Challenge: Count how many lines in this material contain "社会环境对人体生理的影响". The answer is that number alone.

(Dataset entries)
<<<<
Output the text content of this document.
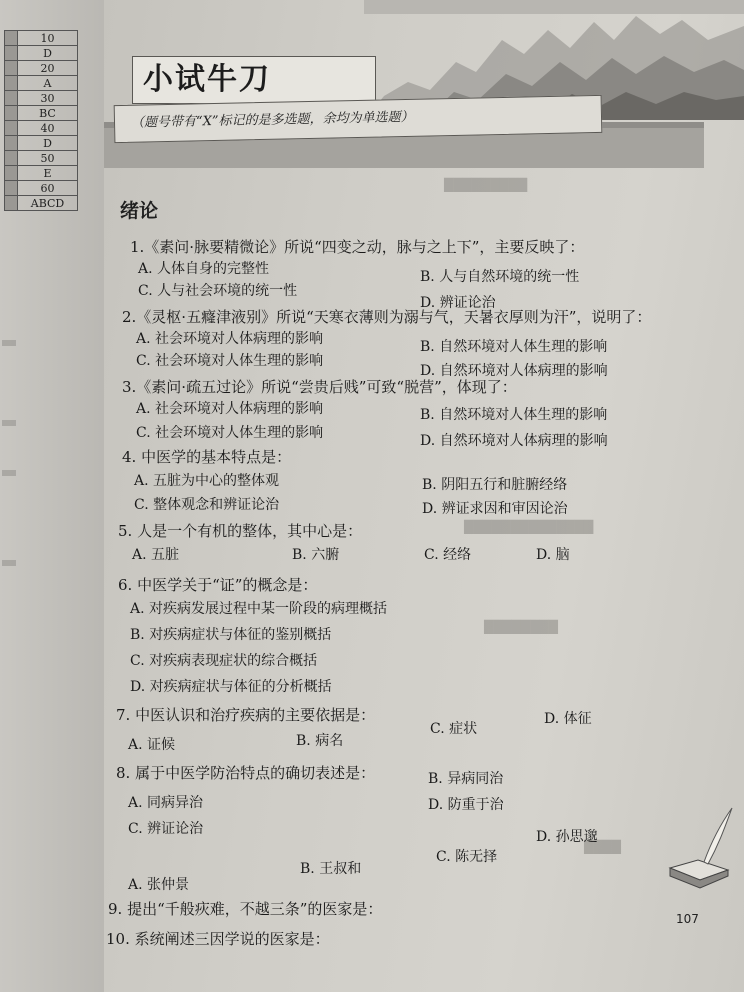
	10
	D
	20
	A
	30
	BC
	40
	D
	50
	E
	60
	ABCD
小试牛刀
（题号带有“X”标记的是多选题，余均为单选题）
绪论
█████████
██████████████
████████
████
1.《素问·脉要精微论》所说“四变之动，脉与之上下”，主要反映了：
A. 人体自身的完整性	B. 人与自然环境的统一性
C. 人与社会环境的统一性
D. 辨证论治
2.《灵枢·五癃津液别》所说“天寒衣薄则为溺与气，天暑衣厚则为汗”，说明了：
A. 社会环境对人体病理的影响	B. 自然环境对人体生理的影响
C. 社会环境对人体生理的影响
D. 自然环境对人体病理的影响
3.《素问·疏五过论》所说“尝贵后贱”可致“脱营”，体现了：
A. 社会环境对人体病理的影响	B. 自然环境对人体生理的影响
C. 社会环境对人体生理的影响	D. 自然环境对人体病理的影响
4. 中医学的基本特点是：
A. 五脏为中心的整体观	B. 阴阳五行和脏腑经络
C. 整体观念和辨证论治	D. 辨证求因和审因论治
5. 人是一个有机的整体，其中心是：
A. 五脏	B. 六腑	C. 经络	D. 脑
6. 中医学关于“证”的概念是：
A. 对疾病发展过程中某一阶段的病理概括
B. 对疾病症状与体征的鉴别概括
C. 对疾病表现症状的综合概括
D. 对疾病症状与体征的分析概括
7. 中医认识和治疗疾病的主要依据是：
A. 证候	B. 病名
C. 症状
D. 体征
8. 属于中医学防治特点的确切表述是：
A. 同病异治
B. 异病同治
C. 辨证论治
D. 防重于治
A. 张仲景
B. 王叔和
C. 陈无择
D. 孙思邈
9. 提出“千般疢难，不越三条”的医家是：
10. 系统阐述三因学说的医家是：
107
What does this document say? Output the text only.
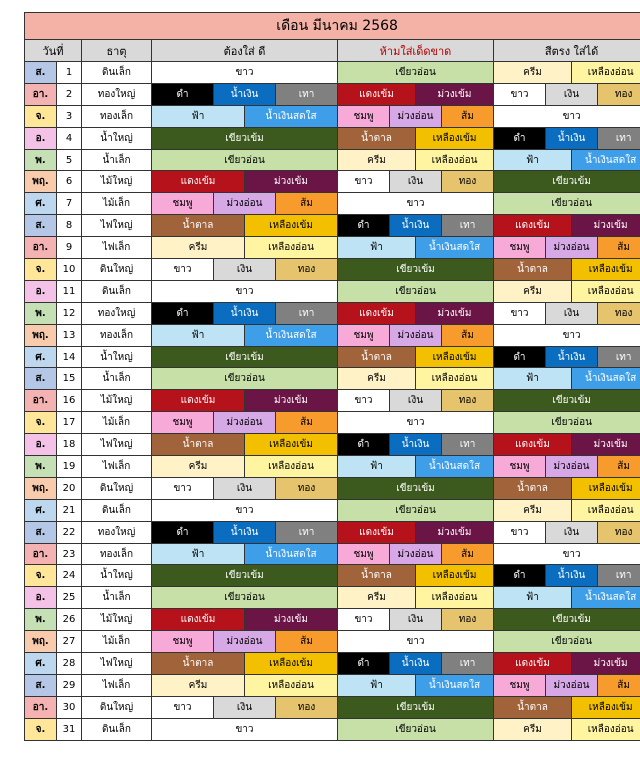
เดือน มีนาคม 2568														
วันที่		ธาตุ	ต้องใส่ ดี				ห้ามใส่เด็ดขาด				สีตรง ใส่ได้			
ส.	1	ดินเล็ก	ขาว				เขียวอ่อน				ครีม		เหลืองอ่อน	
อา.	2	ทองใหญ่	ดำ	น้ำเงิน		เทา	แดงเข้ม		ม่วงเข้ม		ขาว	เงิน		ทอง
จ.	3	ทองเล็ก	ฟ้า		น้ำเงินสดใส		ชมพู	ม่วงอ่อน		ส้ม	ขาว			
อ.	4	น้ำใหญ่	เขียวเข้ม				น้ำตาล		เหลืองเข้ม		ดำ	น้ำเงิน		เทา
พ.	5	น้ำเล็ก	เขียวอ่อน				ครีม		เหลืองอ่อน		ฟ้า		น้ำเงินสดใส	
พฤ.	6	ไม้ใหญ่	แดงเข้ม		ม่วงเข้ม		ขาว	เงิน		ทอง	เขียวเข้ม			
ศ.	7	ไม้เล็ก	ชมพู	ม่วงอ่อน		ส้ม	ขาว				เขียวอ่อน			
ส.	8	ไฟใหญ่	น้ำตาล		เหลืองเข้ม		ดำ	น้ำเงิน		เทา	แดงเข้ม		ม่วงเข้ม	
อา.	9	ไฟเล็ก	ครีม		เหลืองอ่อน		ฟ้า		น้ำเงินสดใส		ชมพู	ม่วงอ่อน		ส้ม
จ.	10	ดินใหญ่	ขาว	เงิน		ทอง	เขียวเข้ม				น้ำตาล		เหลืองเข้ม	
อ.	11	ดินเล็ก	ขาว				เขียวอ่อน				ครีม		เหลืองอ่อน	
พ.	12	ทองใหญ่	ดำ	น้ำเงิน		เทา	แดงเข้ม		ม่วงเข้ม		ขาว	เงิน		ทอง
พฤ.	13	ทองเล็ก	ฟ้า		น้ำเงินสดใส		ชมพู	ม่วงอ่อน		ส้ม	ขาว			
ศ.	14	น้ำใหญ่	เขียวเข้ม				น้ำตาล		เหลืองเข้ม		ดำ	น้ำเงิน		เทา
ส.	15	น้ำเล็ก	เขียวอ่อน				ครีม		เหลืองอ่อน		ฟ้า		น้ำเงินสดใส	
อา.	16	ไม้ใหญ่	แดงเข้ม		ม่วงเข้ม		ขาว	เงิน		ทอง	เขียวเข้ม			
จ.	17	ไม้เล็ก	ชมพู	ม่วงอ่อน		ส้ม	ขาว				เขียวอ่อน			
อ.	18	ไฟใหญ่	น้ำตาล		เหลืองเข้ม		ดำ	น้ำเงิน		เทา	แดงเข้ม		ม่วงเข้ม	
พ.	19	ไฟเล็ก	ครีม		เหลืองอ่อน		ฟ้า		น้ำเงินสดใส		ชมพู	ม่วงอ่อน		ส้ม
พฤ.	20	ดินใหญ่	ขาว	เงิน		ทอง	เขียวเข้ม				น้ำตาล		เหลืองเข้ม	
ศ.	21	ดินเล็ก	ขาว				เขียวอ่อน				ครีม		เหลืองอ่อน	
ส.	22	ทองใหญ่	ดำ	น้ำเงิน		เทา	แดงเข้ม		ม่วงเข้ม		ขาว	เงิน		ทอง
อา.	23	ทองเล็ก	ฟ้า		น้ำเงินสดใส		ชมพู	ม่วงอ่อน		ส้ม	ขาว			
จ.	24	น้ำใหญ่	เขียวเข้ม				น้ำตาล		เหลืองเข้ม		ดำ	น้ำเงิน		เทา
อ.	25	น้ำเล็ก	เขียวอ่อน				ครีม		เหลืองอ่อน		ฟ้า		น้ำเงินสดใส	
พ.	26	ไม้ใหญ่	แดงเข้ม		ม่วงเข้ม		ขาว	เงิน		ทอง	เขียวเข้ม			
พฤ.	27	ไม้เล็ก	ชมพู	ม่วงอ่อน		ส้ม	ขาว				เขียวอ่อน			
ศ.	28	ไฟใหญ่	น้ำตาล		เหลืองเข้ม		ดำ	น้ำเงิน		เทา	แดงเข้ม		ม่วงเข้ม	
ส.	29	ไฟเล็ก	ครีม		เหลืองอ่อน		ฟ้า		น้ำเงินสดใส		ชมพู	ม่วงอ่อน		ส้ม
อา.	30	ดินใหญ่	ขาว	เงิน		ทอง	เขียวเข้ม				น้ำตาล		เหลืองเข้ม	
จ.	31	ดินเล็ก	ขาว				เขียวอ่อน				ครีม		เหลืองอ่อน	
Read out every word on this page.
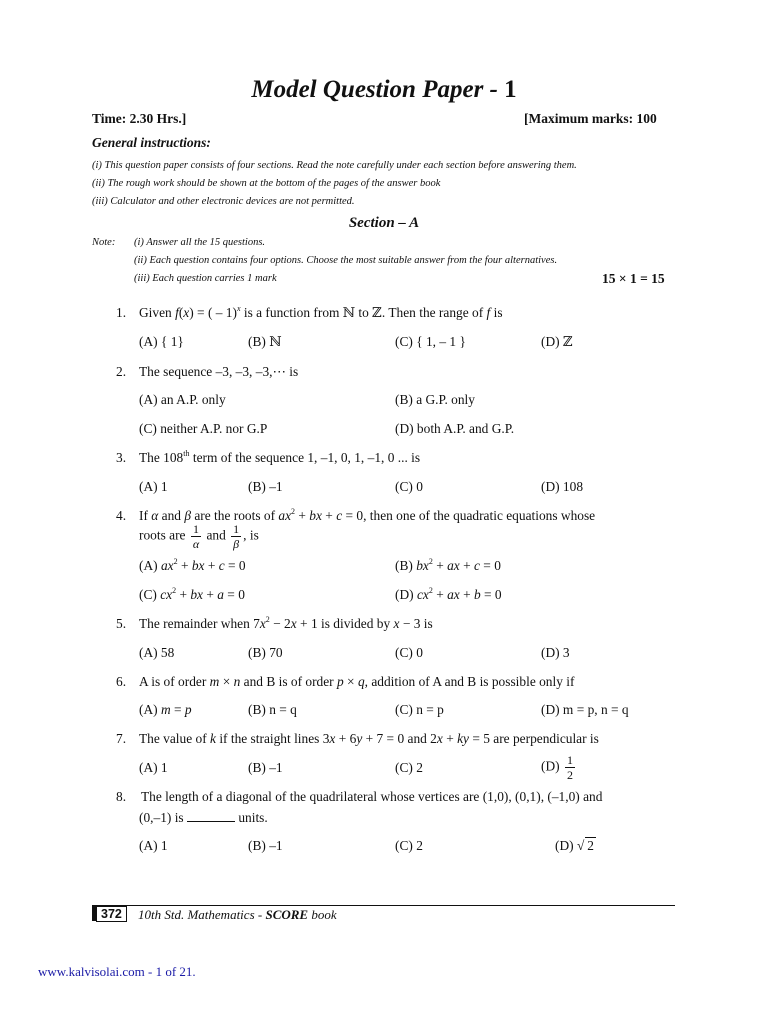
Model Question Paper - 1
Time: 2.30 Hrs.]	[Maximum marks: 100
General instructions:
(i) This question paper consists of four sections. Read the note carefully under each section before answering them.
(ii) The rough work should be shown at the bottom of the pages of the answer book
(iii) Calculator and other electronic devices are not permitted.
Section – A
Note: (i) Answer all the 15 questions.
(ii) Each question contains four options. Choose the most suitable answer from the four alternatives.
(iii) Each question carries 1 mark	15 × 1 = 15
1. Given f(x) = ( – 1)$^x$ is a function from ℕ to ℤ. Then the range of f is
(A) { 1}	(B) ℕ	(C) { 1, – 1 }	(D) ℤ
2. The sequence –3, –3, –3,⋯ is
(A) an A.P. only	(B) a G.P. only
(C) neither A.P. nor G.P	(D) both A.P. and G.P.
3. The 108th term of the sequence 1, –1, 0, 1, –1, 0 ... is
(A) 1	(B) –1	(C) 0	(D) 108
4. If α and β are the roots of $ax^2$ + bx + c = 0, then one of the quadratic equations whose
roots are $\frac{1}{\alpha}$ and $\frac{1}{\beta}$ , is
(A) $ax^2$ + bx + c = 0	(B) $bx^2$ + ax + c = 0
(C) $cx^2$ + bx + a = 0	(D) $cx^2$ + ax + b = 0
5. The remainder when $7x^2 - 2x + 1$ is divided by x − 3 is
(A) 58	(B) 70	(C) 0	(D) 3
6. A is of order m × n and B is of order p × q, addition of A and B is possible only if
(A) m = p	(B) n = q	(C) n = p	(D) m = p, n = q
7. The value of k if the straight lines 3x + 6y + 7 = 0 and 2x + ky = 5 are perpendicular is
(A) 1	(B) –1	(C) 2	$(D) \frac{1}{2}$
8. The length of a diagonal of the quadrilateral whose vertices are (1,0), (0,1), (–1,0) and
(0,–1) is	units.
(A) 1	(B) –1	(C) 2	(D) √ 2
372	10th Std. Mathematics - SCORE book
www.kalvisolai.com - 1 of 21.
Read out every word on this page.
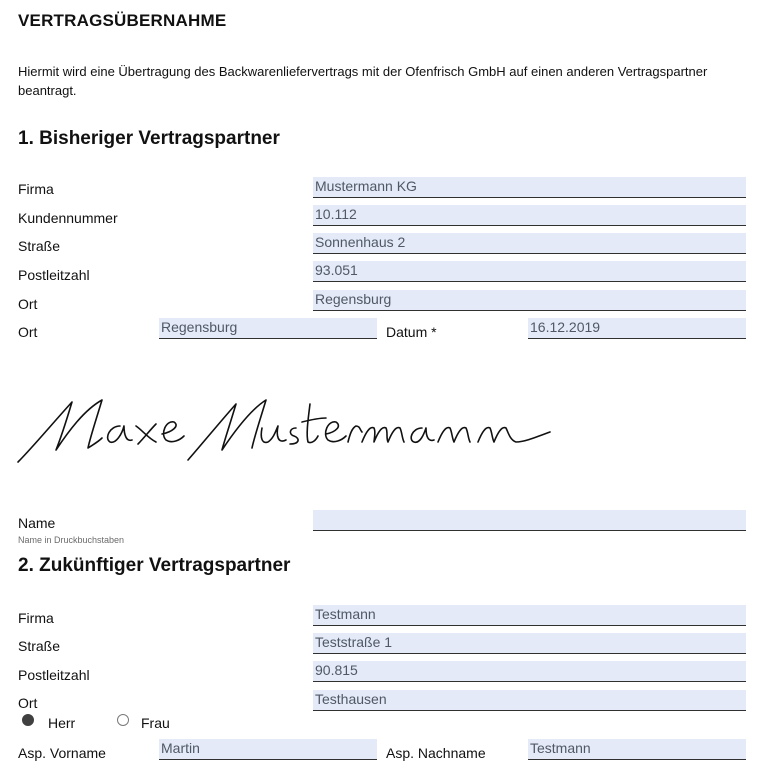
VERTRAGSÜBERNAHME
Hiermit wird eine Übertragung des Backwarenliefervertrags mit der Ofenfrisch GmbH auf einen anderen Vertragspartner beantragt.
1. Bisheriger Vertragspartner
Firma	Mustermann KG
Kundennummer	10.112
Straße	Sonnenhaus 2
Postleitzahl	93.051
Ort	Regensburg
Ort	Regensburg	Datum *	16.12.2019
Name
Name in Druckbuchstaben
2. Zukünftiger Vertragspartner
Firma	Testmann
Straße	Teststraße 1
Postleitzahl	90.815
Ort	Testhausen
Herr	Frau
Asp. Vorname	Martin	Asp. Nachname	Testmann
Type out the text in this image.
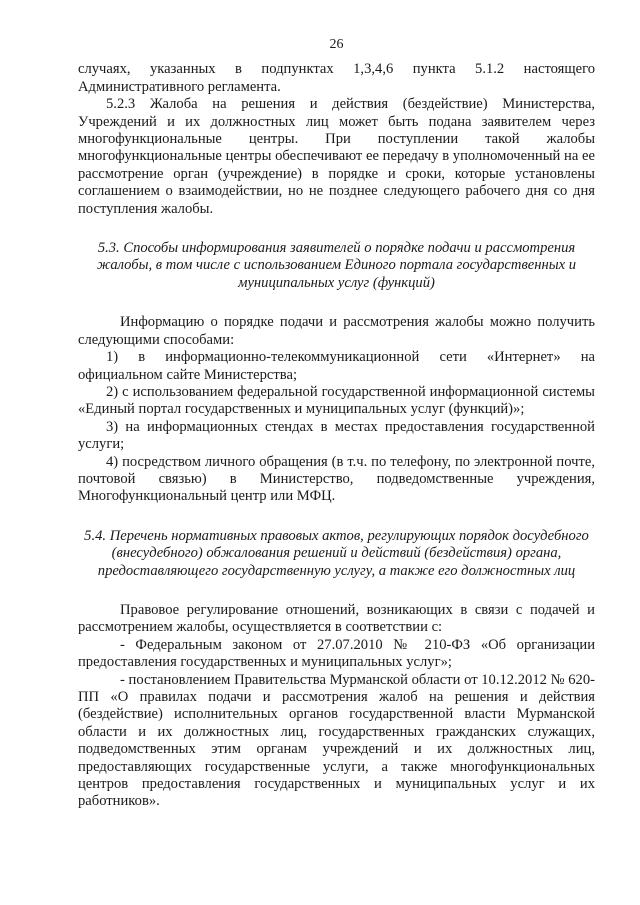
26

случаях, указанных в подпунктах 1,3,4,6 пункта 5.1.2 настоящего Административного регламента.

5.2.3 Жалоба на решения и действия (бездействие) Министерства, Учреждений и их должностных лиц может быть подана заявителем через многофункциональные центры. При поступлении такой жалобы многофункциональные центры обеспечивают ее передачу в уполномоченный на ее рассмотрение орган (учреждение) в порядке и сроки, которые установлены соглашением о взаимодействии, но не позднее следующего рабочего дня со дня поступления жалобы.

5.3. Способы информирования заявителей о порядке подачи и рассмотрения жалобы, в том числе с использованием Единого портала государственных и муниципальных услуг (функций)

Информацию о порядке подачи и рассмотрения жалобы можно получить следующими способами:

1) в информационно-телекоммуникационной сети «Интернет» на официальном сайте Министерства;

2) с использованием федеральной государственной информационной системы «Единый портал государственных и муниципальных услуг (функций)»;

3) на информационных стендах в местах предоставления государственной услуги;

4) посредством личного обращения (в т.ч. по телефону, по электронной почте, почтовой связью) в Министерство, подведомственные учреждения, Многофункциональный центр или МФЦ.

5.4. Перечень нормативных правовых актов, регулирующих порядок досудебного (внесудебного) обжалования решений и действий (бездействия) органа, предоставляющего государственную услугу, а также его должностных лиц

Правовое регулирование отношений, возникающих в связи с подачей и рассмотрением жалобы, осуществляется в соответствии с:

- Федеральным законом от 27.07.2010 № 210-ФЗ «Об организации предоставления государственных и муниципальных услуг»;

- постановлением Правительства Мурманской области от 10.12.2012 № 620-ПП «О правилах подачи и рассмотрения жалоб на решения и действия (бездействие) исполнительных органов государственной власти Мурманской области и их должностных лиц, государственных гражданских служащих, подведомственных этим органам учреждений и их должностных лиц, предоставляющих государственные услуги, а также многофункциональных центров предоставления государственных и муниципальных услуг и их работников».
>>>>
Solution: 2